EXERCISE BRIEF » Write out every row from the start of the rows below down to the one containing "download-count: 30 [424,322,442,338]", both included, with each row set down as it appears.

*-*-*

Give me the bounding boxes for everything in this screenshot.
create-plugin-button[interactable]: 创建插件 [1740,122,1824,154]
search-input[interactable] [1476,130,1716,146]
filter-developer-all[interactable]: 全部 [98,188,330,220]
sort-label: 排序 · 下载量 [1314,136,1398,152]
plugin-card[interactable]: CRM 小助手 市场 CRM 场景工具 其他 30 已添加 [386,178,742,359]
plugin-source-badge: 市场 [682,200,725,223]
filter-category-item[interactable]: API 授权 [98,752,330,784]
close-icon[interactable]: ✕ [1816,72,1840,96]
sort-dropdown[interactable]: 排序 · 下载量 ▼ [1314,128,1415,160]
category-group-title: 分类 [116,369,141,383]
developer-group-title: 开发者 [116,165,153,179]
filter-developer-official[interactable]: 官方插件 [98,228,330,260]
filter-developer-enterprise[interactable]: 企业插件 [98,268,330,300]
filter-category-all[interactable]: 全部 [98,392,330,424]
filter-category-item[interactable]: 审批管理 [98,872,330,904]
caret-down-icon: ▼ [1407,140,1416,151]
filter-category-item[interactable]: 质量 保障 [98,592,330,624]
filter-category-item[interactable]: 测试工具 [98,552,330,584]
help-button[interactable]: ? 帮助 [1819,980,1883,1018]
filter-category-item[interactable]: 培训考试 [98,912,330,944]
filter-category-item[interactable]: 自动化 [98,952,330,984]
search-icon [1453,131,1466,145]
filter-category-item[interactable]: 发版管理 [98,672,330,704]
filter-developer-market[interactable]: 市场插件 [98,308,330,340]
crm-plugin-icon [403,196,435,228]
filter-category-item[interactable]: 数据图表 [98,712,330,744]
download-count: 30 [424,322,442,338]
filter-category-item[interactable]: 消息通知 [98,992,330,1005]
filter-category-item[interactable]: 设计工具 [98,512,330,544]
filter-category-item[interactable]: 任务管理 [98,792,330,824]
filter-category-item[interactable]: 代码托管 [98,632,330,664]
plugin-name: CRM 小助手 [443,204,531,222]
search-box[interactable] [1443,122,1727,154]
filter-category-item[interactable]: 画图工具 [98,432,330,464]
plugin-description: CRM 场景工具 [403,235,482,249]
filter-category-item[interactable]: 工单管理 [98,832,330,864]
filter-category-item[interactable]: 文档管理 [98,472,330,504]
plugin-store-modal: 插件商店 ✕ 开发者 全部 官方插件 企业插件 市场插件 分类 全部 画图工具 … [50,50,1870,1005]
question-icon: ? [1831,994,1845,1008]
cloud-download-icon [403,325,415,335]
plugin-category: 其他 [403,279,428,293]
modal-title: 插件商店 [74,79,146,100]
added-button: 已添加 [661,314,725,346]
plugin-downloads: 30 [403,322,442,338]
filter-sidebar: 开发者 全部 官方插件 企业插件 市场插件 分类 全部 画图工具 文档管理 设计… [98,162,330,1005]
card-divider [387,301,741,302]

*-*-*

WRITTEN ANSWER »
Give me the bounding boxes for everything in this screenshot.
create-plugin-button[interactable]: 创建插件 [1740,122,1824,154]
search-input[interactable] [1476,130,1716,146]
filter-developer-all[interactable]: 全部 [98,188,330,220]
sort-label: 排序 · 下载量 [1314,136,1398,152]
plugin-card[interactable]: CRM 小助手 市场 CRM 场景工具 其他 30 已添加 [386,178,742,359]
plugin-source-badge: 市场 [682,200,725,223]
filter-category-item[interactable]: API 授权 [98,752,330,784]
close-icon[interactable]: ✕ [1816,72,1840,96]
sort-dropdown[interactable]: 排序 · 下载量 ▼ [1314,128,1415,160]
category-group-title: 分类 [116,369,141,383]
developer-group-title: 开发者 [116,165,153,179]
filter-developer-official[interactable]: 官方插件 [98,228,330,260]
filter-developer-enterprise[interactable]: 企业插件 [98,268,330,300]
filter-category-all[interactable]: 全部 [98,392,330,424]
filter-category-item[interactable]: 审批管理 [98,872,330,904]
caret-down-icon: ▼ [1407,140,1416,151]
filter-category-item[interactable]: 质量 保障 [98,592,330,624]
filter-category-item[interactable]: 测试工具 [98,552,330,584]
help-button[interactable]: ? 帮助 [1819,980,1883,1018]
filter-category-item[interactable]: 培训考试 [98,912,330,944]
filter-category-item[interactable]: 自动化 [98,952,330,984]
search-icon [1453,131,1466,145]
filter-category-item[interactable]: 发版管理 [98,672,330,704]
filter-developer-market[interactable]: 市场插件 [98,308,330,340]
crm-plugin-icon [403,196,435,228]
filter-category-item[interactable]: 数据图表 [98,712,330,744]
download-count: 30 [424,322,442,338]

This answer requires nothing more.